* Prompt *
Output every line of the material exactly, omitting images.

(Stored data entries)
------------------------------

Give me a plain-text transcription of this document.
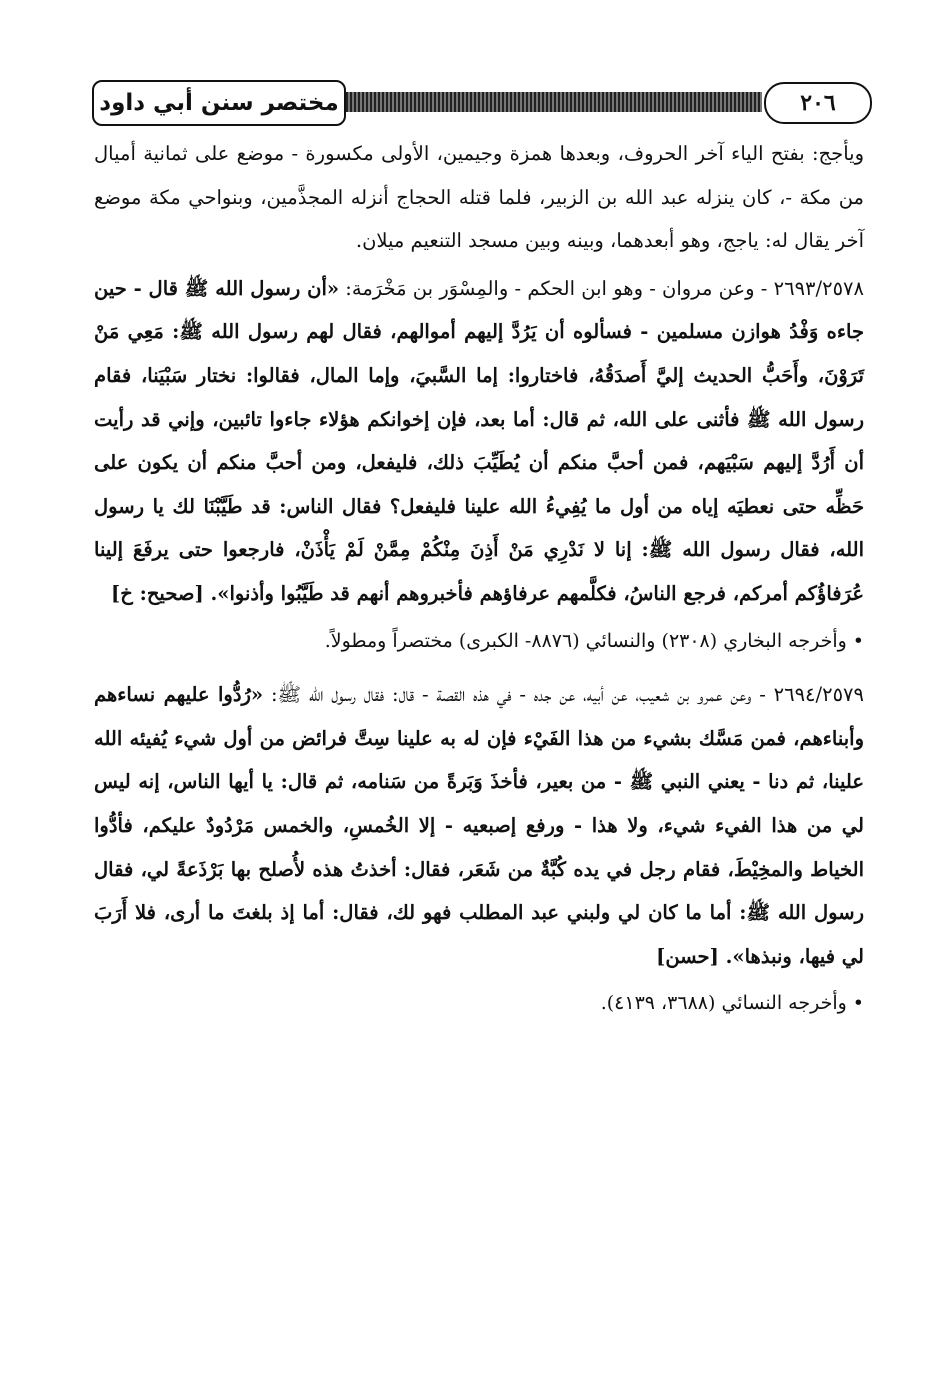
مختصر سنن أبي داود	٢٠٦

ويأجج: بفتح الياء آخر الحروف، وبعدها همزة وجيمين، الأولى مكسورة - موضع على ثمانية أميال من مكة -، كان ينزله عبد الله بن الزبير، فلما قتله الحجاج أنزله المجذَّمين، وبنواحي مكة موضع آخر يقال له: ياجج، وهو أبعدهما، وبينه وبين مسجد التنعيم ميلان.

٢٦٩٣/٢٥٧٨ - وعن مروان - وهو ابن الحكم - والمِسْوَر بن مَخْرَمة: «أن رسول الله ﷺ قال - حين جاءه وَفْدُ هوازن مسلمين - فسألوه أن يَرُدَّ إليهم أموالهم، فقال لهم رسول الله ﷺ: مَعِي مَنْ تَرَوْنَ، وأَحَبُّ الحديث إليَّ أَصدَقُهُ، فاختاروا: إما السَّبيَ، وإما المال، فقالوا: نختار سَبْيَنا، فقام رسول الله ﷺ فأثنى على الله، ثم قال: أما بعد، فإن إخوانكم هؤلاء جاءوا تائبين، وإني قد رأيت أن أَرُدَّ إليهم سَبْيَهم، فمن أحبَّ منكم أن يُطَيِّبَ ذلك، فليفعل، ومن أحبَّ منكم أن يكون على حَظِّه حتى نعطيَه إياه من أول ما يُفِيءُ الله علينا فليفعل؟ فقال الناس: قد طَيَّبْنَا لك يا رسول الله، فقال رسول الله ﷺ: إنا لا نَدْرِي مَنْ أَذِنَ مِنْكُمْ مِمَّنْ لَمْ يَأْذَنْ، فارجعوا حتى يرفَعَ إلينا عُرَفاؤُكم أمركم، فرجع الناسُ، فكلَّمهم عرفاؤهم فأخبروهم أنهم قد طَيَّبُوا وأذنوا». [صحيح: خ]

•وأخرجه البخاري (٢٣٠٨) والنسائي (٨٨٧٦- الكبرى) مختصراً ومطولاً.

٢٦٩٤/٢٥٧٩ - وعن عمرو بن شعيب، عن أبيه، عن جده - في هذه القصة - قال: فقال رسول الله ﷺ: «رُدُّوا عليهم نساءهم وأبناءهم، فمن مَسَّك بشيء من هذا الفَيْء فإن له به علينا سِتَّ فرائض من أول شيء يُفيئه الله علينا، ثم دنا - يعني النبي ﷺ - من بعير، فأخذَ وَبَرةً من سَنامه، ثم قال: يا أيها الناس، إنه ليس لي من هذا الفيء شيء، ولا هذا - ورفع إصبعيه - إلا الخُمسِ، والخمس مَرْدُودٌ عليكم، فأدُّوا الخياط والمخِيْطَ، فقام رجل في يده كُبَّةٌ من شَعَر، فقال: أخذتُ هذه لأُصلح بها بَرْذَعةً لي، فقال رسول الله ﷺ: أما ما كان لي ولبني عبد المطلب فهو لك، فقال: أما إذ بلغتَ ما أرى، فلا أَرَبَ لي فيها، ونبذها». [حسن]

•وأخرجه النسائي (٣٦٨٨، ٤١٣٩).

------------------------------

* Written reply *
Give me a plain-text transcription of this document.
مختصر سنن أبي داود	٢٠٦

ويأجج: بفتح الياء آخر الحروف، وبعدها همزة وجيمين، الأولى مكسورة - موضع على ثمانية أميال من مكة -، كان ينزله عبد الله بن الزبير، فلما قتله الحجاج أنزله المجذَّمين، وبنواحي مكة موضع آخر يقال له: ياجج، وهو أبعدهما، وبينه وبين مسجد التنعيم ميلان.

٢٦٩٣/٢٥٧٨ - وعن مروان - وهو ابن الحكم - والمِسْوَر بن مَخْرَمة: «أن رسول الله ﷺ قال - حين جاءه وَفْدُ هوازن مسلمين - فسألوه أن يَرُدَّ إليهم أموالهم، فقال لهم رسول الله ﷺ: مَعِي مَنْ تَرَوْنَ، وأَحَبُّ الحديث إليَّ أَصدَقُهُ، فاختاروا: إما السَّبيَ، وإما المال، فقالوا: نختار سَبْيَنا، فقام رسول الله ﷺ فأثنى على الله، ثم قال: أما بعد، فإن إخوانكم هؤلاء جاءوا تائبين، وإني قد رأيت أن أَرُدَّ إليهم سَبْيَهم، فمن أحبَّ منكم أن يُطَيِّبَ ذلك، فليفعل، ومن أحبَّ منكم أن يكون على حَظِّه حتى نعطيَه إياه من أول ما يُفِيءُ الله علينا فليفعل؟ فقال الناس: قد طَيَّبْنَا لك يا رسول الله، فقال رسول الله ﷺ: إنا لا نَدْرِي مَنْ أَذِنَ مِنْكُمْ مِمَّنْ لَمْ يَأْذَنْ، فارجعوا حتى يرفَعَ إلينا عُرَفاؤُكم أمركم، فرجع الناسُ، فكلَّمهم عرفاؤهم فأخبروهم أنهم قد طَيَّبُوا وأذنوا». [صحيح: خ]

•وأخرجه البخاري (٢٣٠٨) والنسائي (٨٨٧٦- الكبرى) مختصراً ومطولاً.

٢٦٩٤/٢٥٧٩ - وعن عمرو بن شعيب، عن أبيه، عن جده - في هذه القصة - قال: فقال رسول الله ﷺ: «رُدُّوا عليهم نساءهم وأبناءهم، فمن مَسَّك بشيء من هذا الفَيْء فإن له به علينا سِتَّ فرائض من أول شيء يُفيئه الله علينا، ثم دنا - يعني النبي ﷺ - من بعير، فأخذَ وَبَرةً من سَنامه، ثم قال: يا أيها الناس، إنه ليس لي من هذا الفيء شيء، ولا هذا - ورفع إصبعيه - إلا الخُمسِ، والخمس مَرْدُودٌ عليكم، فأدُّوا الخياط والمخِيْطَ، فقام رجل في يده كُبَّةٌ من شَعَر، فقال: أخذتُ هذه لأُصلح بها بَرْذَعةً لي، فقال رسول الله ﷺ: أما ما كان لي ولبني عبد المطلب فهو لك، فقال: أما إذ بلغتَ ما أرى، فلا أَرَبَ لي فيها، ونبذها». [حسن]

•وأخرجه النسائي (٣٦٨٨، ٤١٣٩).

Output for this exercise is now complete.